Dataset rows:
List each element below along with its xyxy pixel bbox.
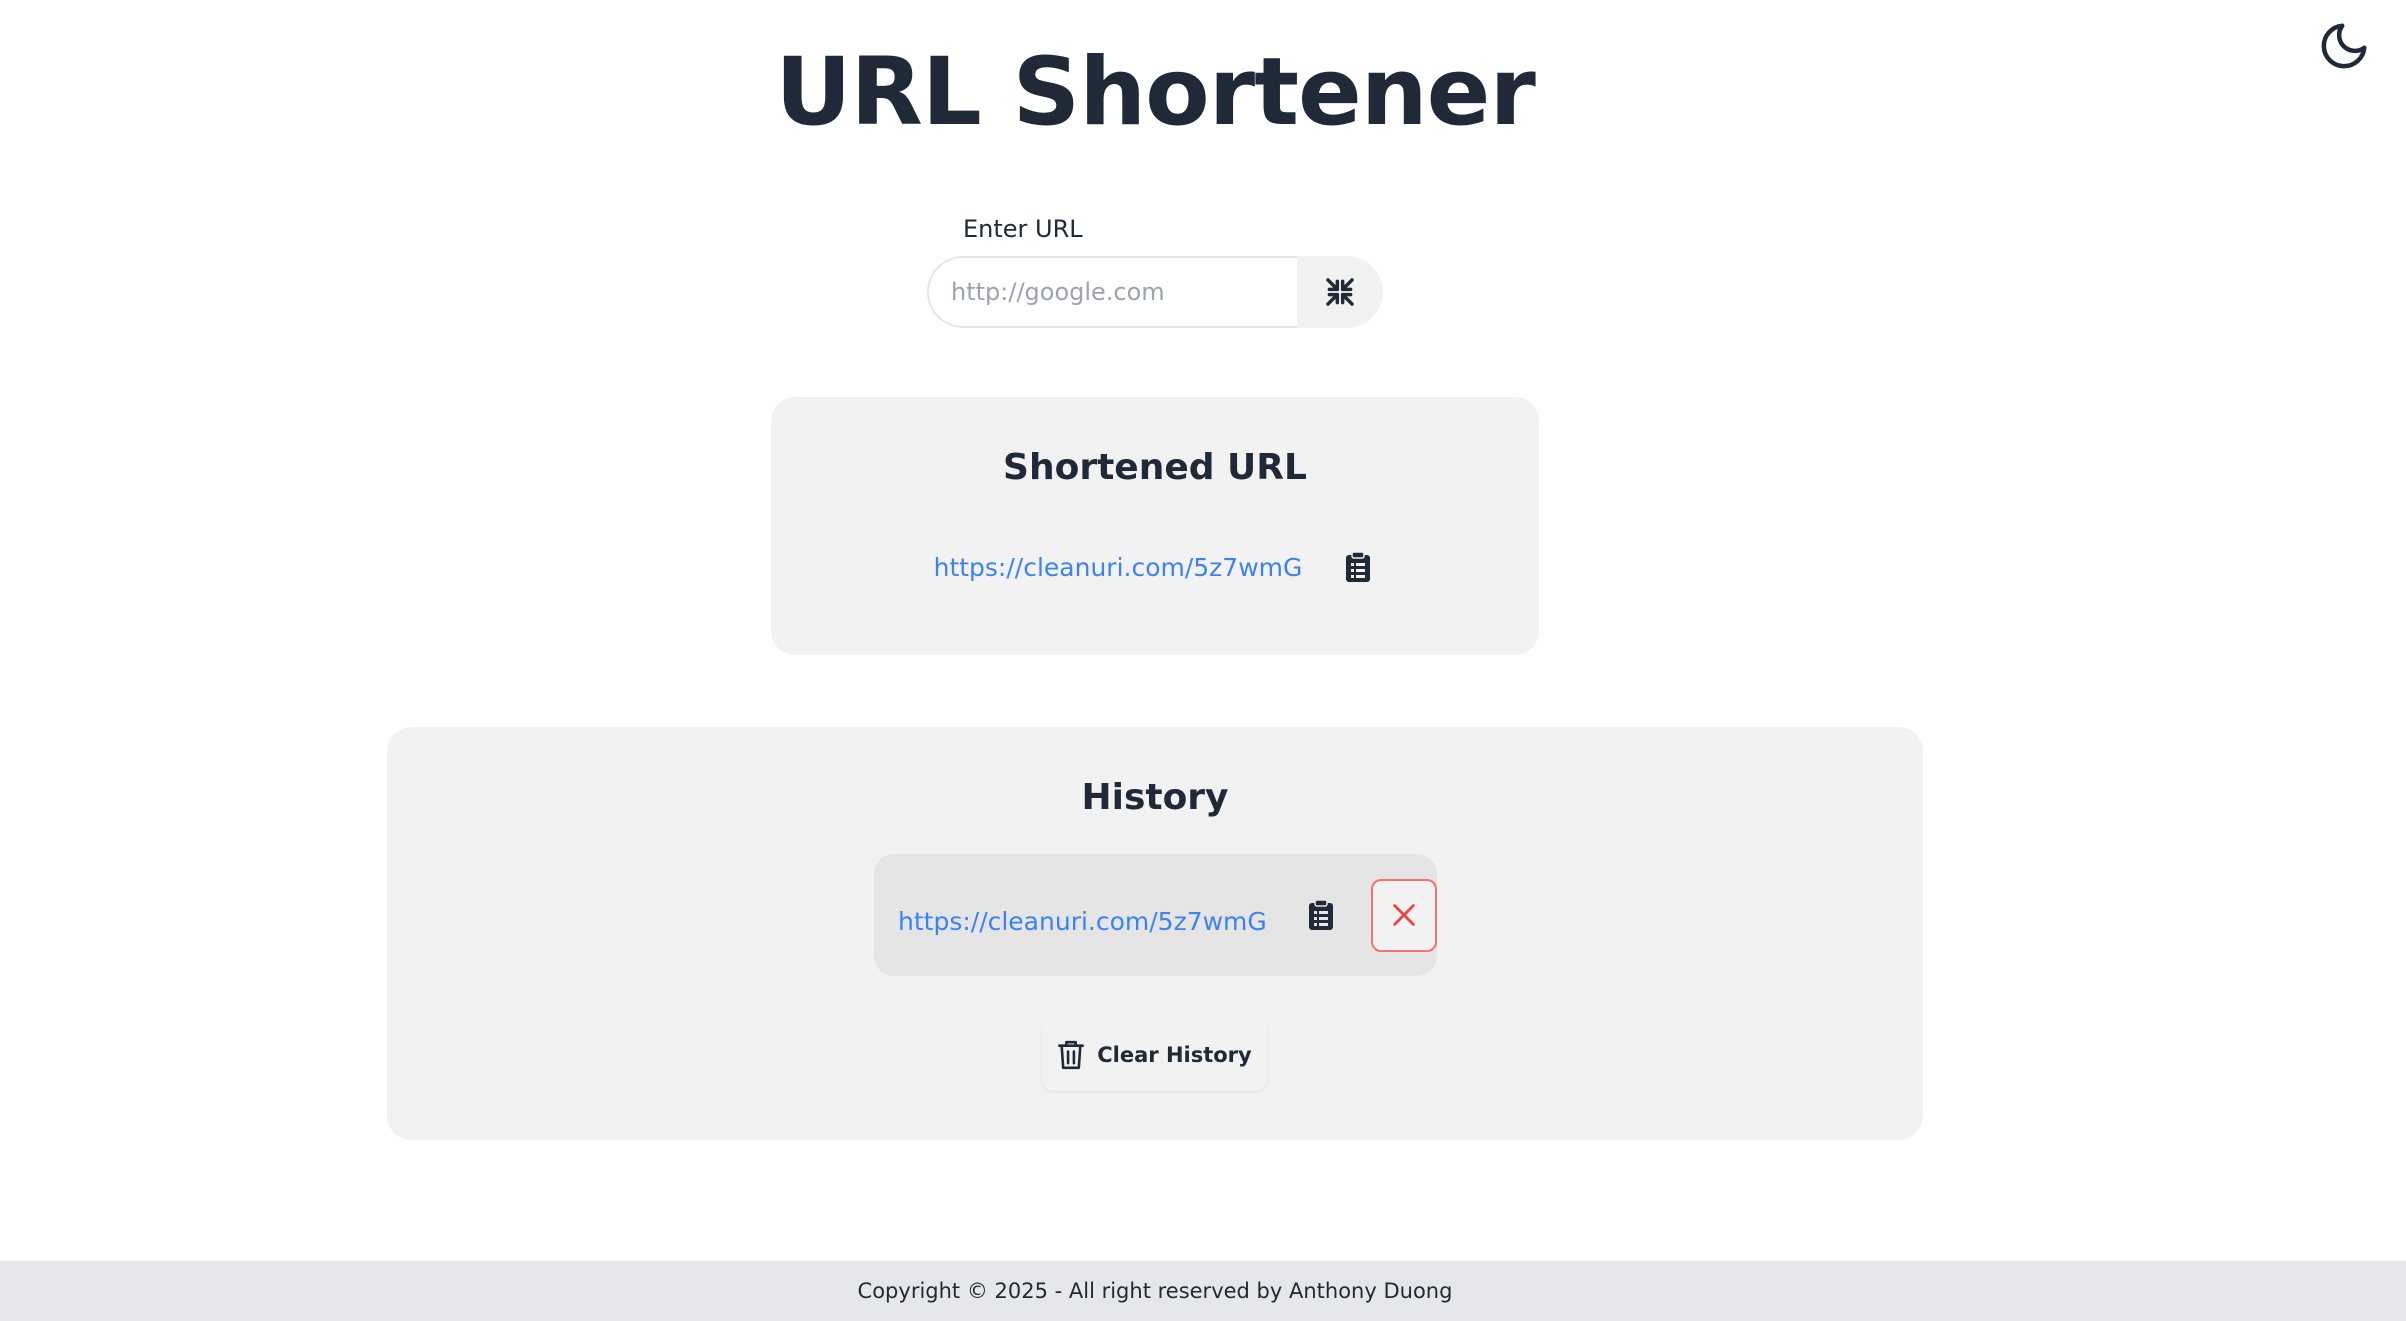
compress-icon	[1326, 278, 1354, 306]
clear-history-label: Clear History	[1097, 1043, 1252, 1067]
history-item: https://cleanuri.com/5z7wmG	[874, 854, 1437, 976]
clear-history-button[interactable]: Clear History	[1042, 1019, 1267, 1091]
shortened-url-link[interactable]: https://cleanuri.com/5z7wmG	[934, 553, 1303, 582]
page: URL Shortener Enter URL Shortened URL	[0, 0, 2406, 1321]
url-label: Enter URL	[963, 215, 1083, 243]
shortened-url-card: Shortened URL https://cleanuri.com/5z7wm…	[771, 397, 1539, 655]
history-title: History	[1081, 777, 1229, 818]
page-title: URL Shortener	[775, 38, 1536, 147]
url-input-group	[927, 256, 1383, 328]
footer-copyright: Copyright © 2025 - All right reserved by…	[857, 1279, 1453, 1303]
shorten-button[interactable]	[1297, 256, 1383, 328]
close-icon	[1393, 904, 1415, 926]
theme-toggle-button[interactable]	[2314, 16, 2374, 76]
url-form: Enter URL	[927, 212, 1383, 328]
url-input[interactable]	[927, 256, 1297, 328]
clipboard-icon	[1308, 899, 1333, 930]
moon-icon	[2321, 23, 2367, 69]
clipboard-icon	[1346, 551, 1371, 582]
history-item-link[interactable]: https://cleanuri.com/5z7wmG	[898, 907, 1267, 936]
history-card: History https://cleanuri.com/5z7wmG Clea…	[387, 727, 1923, 1140]
trash-icon	[1058, 1040, 1085, 1070]
footer: Copyright © 2025 - All right reserved by…	[0, 1261, 2406, 1321]
copy-history-button[interactable]	[1305, 895, 1337, 935]
delete-history-item-button[interactable]	[1370, 878, 1437, 952]
shortened-url-title: Shortened URL	[1003, 447, 1307, 488]
copy-shortened-button[interactable]	[1340, 547, 1376, 587]
shortened-url-row: https://cleanuri.com/5z7wmG	[771, 547, 1539, 587]
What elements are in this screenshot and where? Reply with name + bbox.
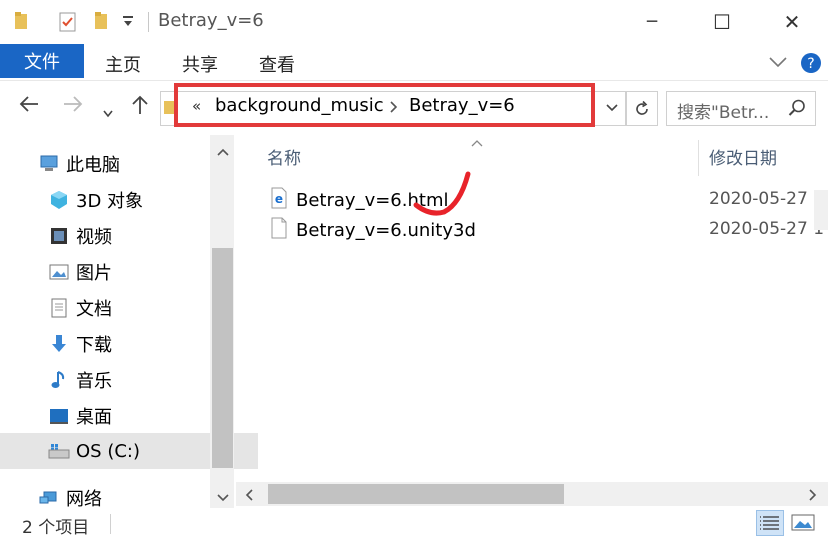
- up-arrow-icon[interactable]: [130, 94, 150, 121]
- scroll-up-icon[interactable]: [216, 142, 230, 162]
- pictures-icon: [48, 262, 70, 282]
- sort-ascending-icon: [470, 132, 484, 152]
- large-icons-view-icon: [791, 514, 815, 531]
- search-icon[interactable]: [787, 98, 807, 123]
- details-view-button[interactable]: [756, 510, 784, 536]
- forward-arrow-icon[interactable]: [62, 94, 84, 119]
- horizontal-scroll-thumb[interactable]: [268, 484, 564, 504]
- address-dropdown-button[interactable]: [600, 91, 624, 124]
- refresh-icon: [636, 100, 648, 115]
- chevron-down-icon: [606, 103, 618, 111]
- status-bar: [0, 508, 828, 542]
- column-header-name[interactable]: 名称: [267, 144, 301, 169]
- file-row-unity3d[interactable]: Betray_v=6.unity3d: [270, 216, 476, 244]
- new-folder-icon[interactable]: [94, 11, 108, 36]
- close-button[interactable]: ✕: [768, 0, 816, 44]
- status-separator: [110, 514, 111, 534]
- edge-html-icon: e: [270, 187, 288, 214]
- file-date: 2020-05-27 1: [709, 189, 825, 209]
- tab-share[interactable]: 共享: [182, 51, 218, 77]
- breadcrumb-current-folder[interactable]: Betray_v=6: [409, 95, 515, 116]
- item-count: 2 个项目: [22, 518, 90, 538]
- tab-home[interactable]: 主页: [105, 51, 141, 77]
- file-date: 2020-05-27 1: [709, 219, 825, 239]
- window-title: Betray_v=6: [158, 10, 264, 31]
- large-icons-view-button[interactable]: [790, 510, 818, 536]
- back-arrow-icon[interactable]: [18, 94, 40, 119]
- content-scrollbar-track[interactable]: [814, 190, 828, 235]
- customize-toolbar-icon[interactable]: [122, 14, 134, 34]
- properties-icon[interactable]: [58, 11, 78, 38]
- maximize-button[interactable]: ☐: [698, 0, 746, 44]
- scroll-left-icon[interactable]: [244, 487, 254, 507]
- sidebar-item-label: 3D 对象: [76, 191, 144, 212]
- address-overflow[interactable]: «: [192, 97, 201, 115]
- recent-locations-icon[interactable]: [102, 100, 114, 124]
- network-icon: [38, 488, 60, 508]
- scroll-right-icon[interactable]: [808, 487, 818, 507]
- documents-icon: [48, 298, 70, 318]
- minimize-button[interactable]: ─: [628, 0, 676, 44]
- search-placeholder: 搜索"Betr...: [677, 103, 770, 123]
- refresh-button[interactable]: [626, 91, 658, 126]
- sidebar-item-label: 此电脑: [66, 155, 120, 176]
- sidebar-item-label: 视频: [76, 227, 112, 248]
- column-divider[interactable]: [698, 140, 699, 176]
- sidebar-item-label: OS (C:): [76, 440, 140, 462]
- title-separator: [148, 12, 149, 32]
- expand-ribbon-icon[interactable]: [768, 54, 788, 74]
- scroll-down-icon[interactable]: [216, 488, 230, 508]
- desktop-icon: [48, 406, 70, 426]
- sidebar-item-label: 下载: [76, 335, 112, 356]
- annotation-checkmark: [413, 171, 471, 216]
- file-name: Betray_v=6.unity3d: [296, 219, 476, 241]
- sidebar-item-label: 图片: [76, 263, 112, 284]
- tab-view[interactable]: 查看: [259, 51, 295, 77]
- folder-icon: [14, 11, 28, 36]
- tab-file[interactable]: 文件: [0, 44, 84, 78]
- sidebar-item-label: 音乐: [76, 371, 112, 392]
- column-header-date[interactable]: 修改日期: [709, 144, 777, 169]
- details-view-icon: [760, 516, 779, 530]
- videos-icon: [48, 226, 70, 246]
- search-box[interactable]: 搜索"Betr...: [666, 91, 816, 126]
- svg-text:?: ?: [807, 56, 814, 72]
- breadcrumb-background-music[interactable]: background_music: [215, 95, 384, 116]
- breadcrumb-chevron-icon[interactable]: [389, 99, 399, 119]
- 3d-objects-icon: [48, 190, 70, 210]
- nav-scroll-thumb[interactable]: [212, 248, 233, 468]
- computer-icon: [38, 154, 60, 174]
- sidebar-item-label: 文档: [76, 299, 112, 320]
- blank-file-icon: [270, 217, 288, 244]
- music-icon: [48, 370, 70, 390]
- sidebar-item-label: 桌面: [76, 407, 112, 428]
- help-icon[interactable]: ?: [800, 52, 822, 79]
- navigation-pane: 此电脑 3D 对象 视频 图片 文档 下载 音乐 桌面 OS (C:) 网络: [0, 135, 258, 510]
- svg-text:e: e: [275, 192, 283, 206]
- drive-icon: [48, 441, 70, 461]
- downloads-icon: [48, 334, 70, 354]
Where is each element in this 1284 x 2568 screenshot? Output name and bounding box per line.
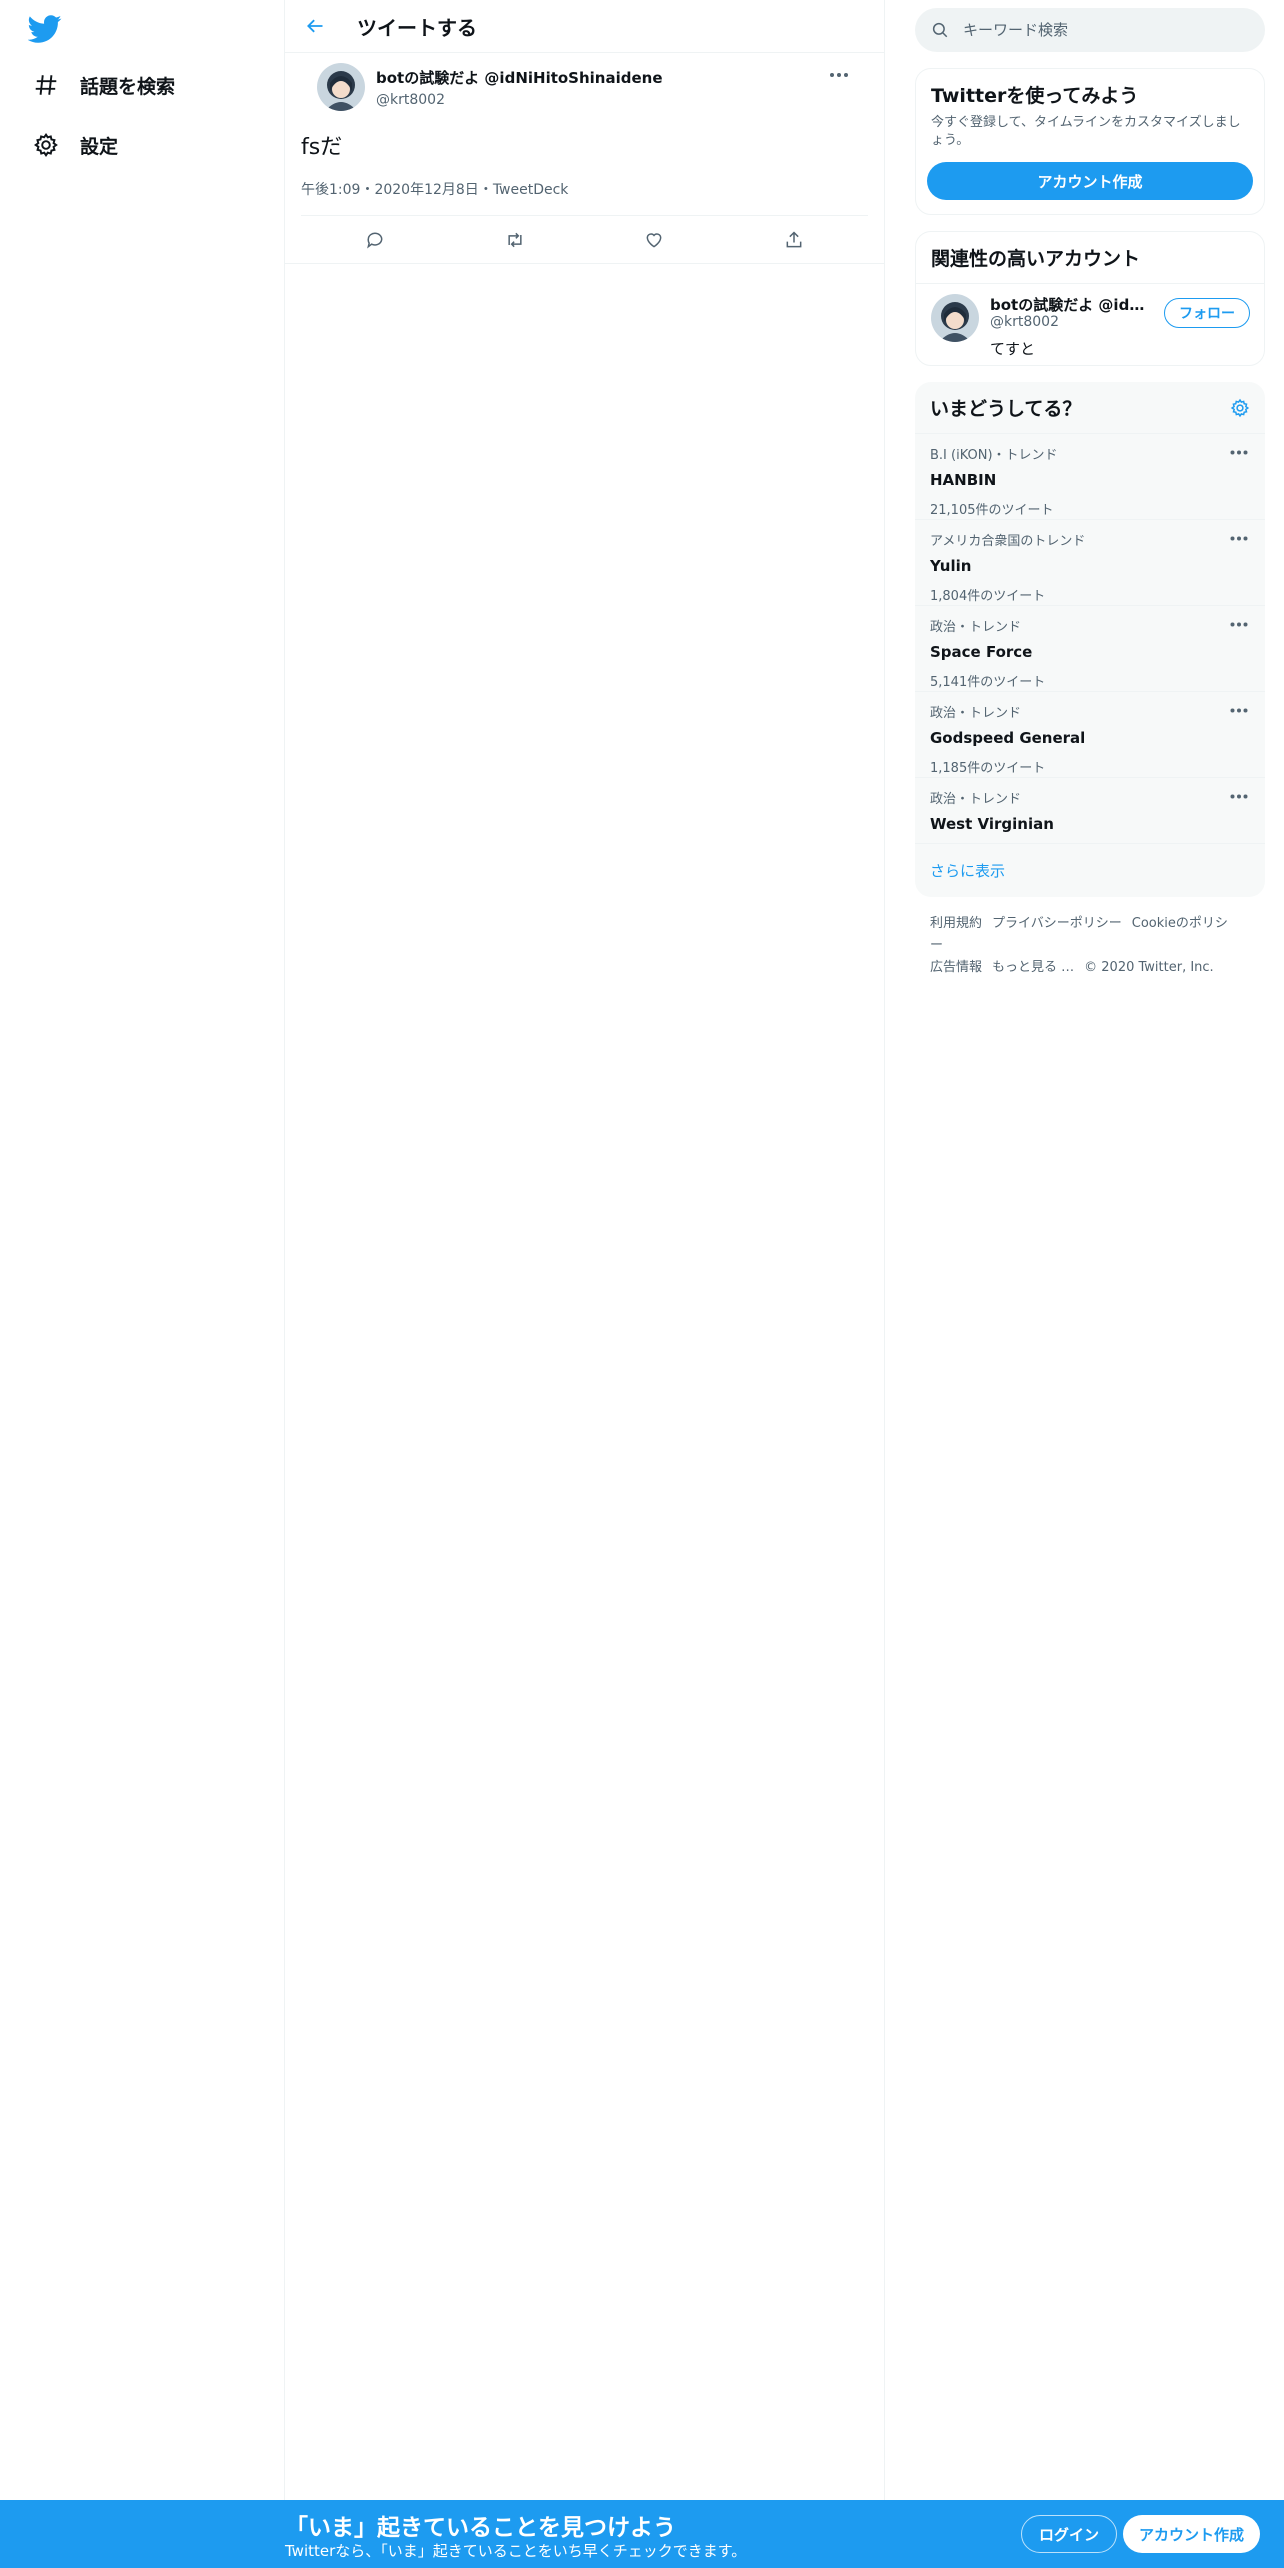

Work to do: Collect every line in the entries above that contains the string "search", treating uppercase and lowercase letters as different.

Answer to the task:
- search-icon[interactable]: [787, 98, 807, 123]
- search-placeholder: 搜索"Betr...: [677, 103, 770, 123]
- search-box[interactable]: 搜索"Betr...: [666, 91, 816, 126]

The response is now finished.